DIRECTION » Without the pictures, copy all the entries below exactly.

ENTRIES »
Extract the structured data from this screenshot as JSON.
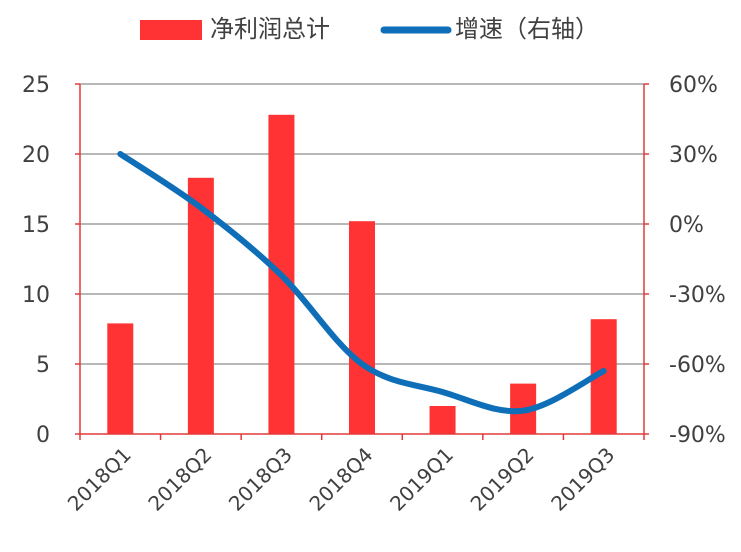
{
  "chart_data": {
    "type": "bar",
    "categories": [
      "2018Q1",
      "2018Q2",
      "2018Q3",
      "2018Q4",
      "2019Q1",
      "2019Q2",
      "2019Q3"
    ],
    "series": [
      {
        "name": "净利润总计",
        "kind": "bar",
        "axis": "left",
        "color": "#FF3333",
        "values": [
          7.9,
          18.3,
          22.8,
          15.2,
          2.0,
          3.6,
          8.2
        ]
      },
      {
        "name": "增速（右轴）",
        "kind": "line",
        "axis": "right",
        "color": "#0E6EB8",
        "values": [
          30,
          7,
          -22,
          -60,
          -72,
          -80,
          -63
        ]
      }
    ],
    "y_left": {
      "min": 0,
      "max": 25,
      "ticks": [
        0,
        5,
        10,
        15,
        20,
        25
      ],
      "tick_labels": [
        "0",
        "5",
        "10",
        "15",
        "20",
        "25"
      ]
    },
    "y_right": {
      "min": -90,
      "max": 60,
      "ticks": [
        -90,
        -60,
        -30,
        0,
        30,
        60
      ],
      "tick_labels": [
        "-90%",
        "-60%",
        "-30%",
        "0%",
        "30%",
        "60%"
      ]
    },
    "grid": true,
    "legend_position": "top"
  }
}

SOLUTION FOR THIS PROBLEM »
Extract the structured data from this screenshot as JSON.
{
  "chart_data": {
    "type": "bar",
    "categories": [
      "2018Q1",
      "2018Q2",
      "2018Q3",
      "2018Q4",
      "2019Q1",
      "2019Q2",
      "2019Q3"
    ],
    "series": [
      {
        "name": "净利润总计",
        "kind": "bar",
        "axis": "left",
        "color": "#FF3333",
        "values": [
          7.9,
          18.3,
          22.8,
          15.2,
          2.0,
          3.6,
          8.2
        ]
      },
      {
        "name": "增速（右轴）",
        "kind": "line",
        "axis": "right",
        "color": "#0E6EB8",
        "values": [
          30,
          7,
          -22,
          -60,
          -72,
          -80,
          -63
        ]
      }
    ],
    "y_left": {
      "min": 0,
      "max": 25,
      "ticks": [
        0,
        5,
        10,
        15,
        20,
        25
      ],
      "tick_labels": [
        "0",
        "5",
        "10",
        "15",
        "20",
        "25"
      ]
    },
    "y_right": {
      "min": -90,
      "max": 60,
      "ticks": [
        -90,
        -60,
        -30,
        0,
        30,
        60
      ],
      "tick_labels": [
        "-90%",
        "-60%",
        "-30%",
        "0%",
        "30%",
        "60%"
      ]
    },
    "grid": true,
    "legend_position": "top"
  }
}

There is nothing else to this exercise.